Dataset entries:
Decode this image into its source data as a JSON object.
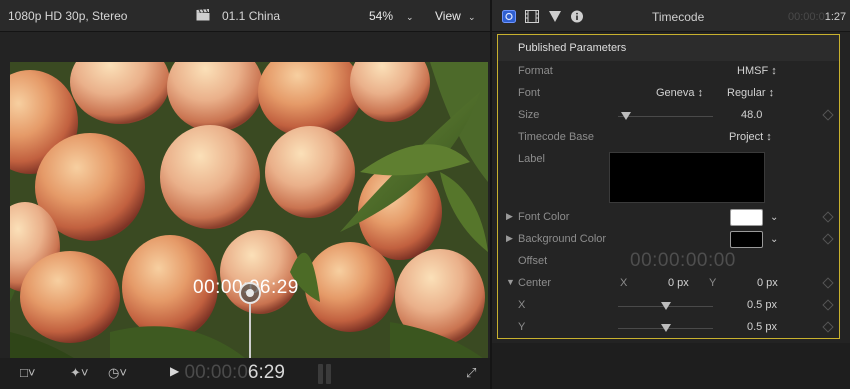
{
  "viewer": {
    "format_info": "1080p HD 30p, Stereo",
    "clip_name": "01.1 China",
    "zoom": "54%",
    "view_menu": "View",
    "overlay_timecode": "00:00:06:29",
    "playhead_timecode_dim": "00:00:0",
    "playhead_timecode_lit": "6:29"
  },
  "inspector": {
    "title": "Timecode",
    "timecode_dim": "00:00:0",
    "timecode_lit": "1:27",
    "section_title": "Published Parameters",
    "params": {
      "format": {
        "label": "Format",
        "value": "HMSF ↕"
      },
      "font": {
        "label": "Font",
        "family": "Geneva ↕",
        "style": "Regular ↕"
      },
      "size": {
        "label": "Size",
        "value": "48.0",
        "level": 0.08
      },
      "timecode_base": {
        "label": "Timecode Base",
        "value": "Project ↕"
      },
      "label": {
        "label": "Label"
      },
      "font_color": {
        "label": "Font Color",
        "color": "#ffffff"
      },
      "background_color": {
        "label": "Background Color",
        "color": "#000000"
      },
      "offset": {
        "label": "Offset",
        "value": "00:00:00:00"
      },
      "center": {
        "label": "Center",
        "x_axis": "X",
        "y_axis": "Y",
        "x_value": "0 px",
        "y_value": "0 px"
      },
      "x": {
        "label": "X",
        "value": "0.5 px",
        "level": 0.5
      },
      "y": {
        "label": "Y",
        "value": "0.5 px",
        "level": 0.5
      }
    }
  },
  "colors": {
    "highlight_border": "#c8b12e",
    "panel_bg": "#232323"
  }
}
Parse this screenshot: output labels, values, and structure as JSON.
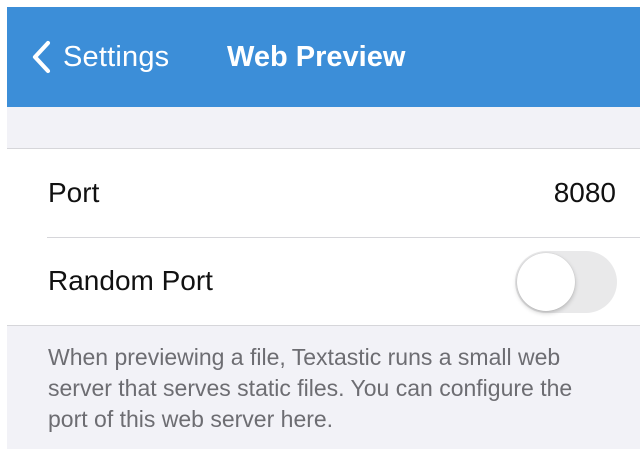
{
  "nav": {
    "back_label": "Settings",
    "title": "Web Preview",
    "back_icon": "chevron-left-icon",
    "bar_color": "#3c8ed8"
  },
  "settings": {
    "port": {
      "label": "Port",
      "value": "8080"
    },
    "random_port": {
      "label": "Random Port",
      "enabled": false
    }
  },
  "footer": {
    "text": "When previewing a file, Textastic runs a small web server that serves static files. You can configure the port of this web server here."
  }
}
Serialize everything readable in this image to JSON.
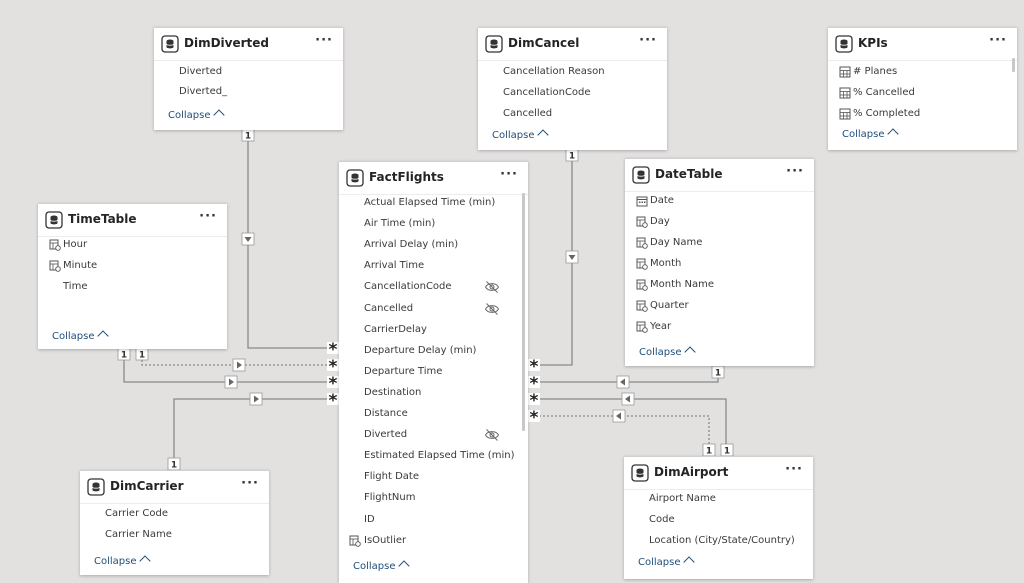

◆ Stated problem ◆
Take each line containing the string "JSON" and copy it out.

◆ Expected answer ◆
Decode this image into its source data as a JSON object.
Parse this screenshot: output labels, values, and structure as JSON.
Serialize everything readable in this image to JSON.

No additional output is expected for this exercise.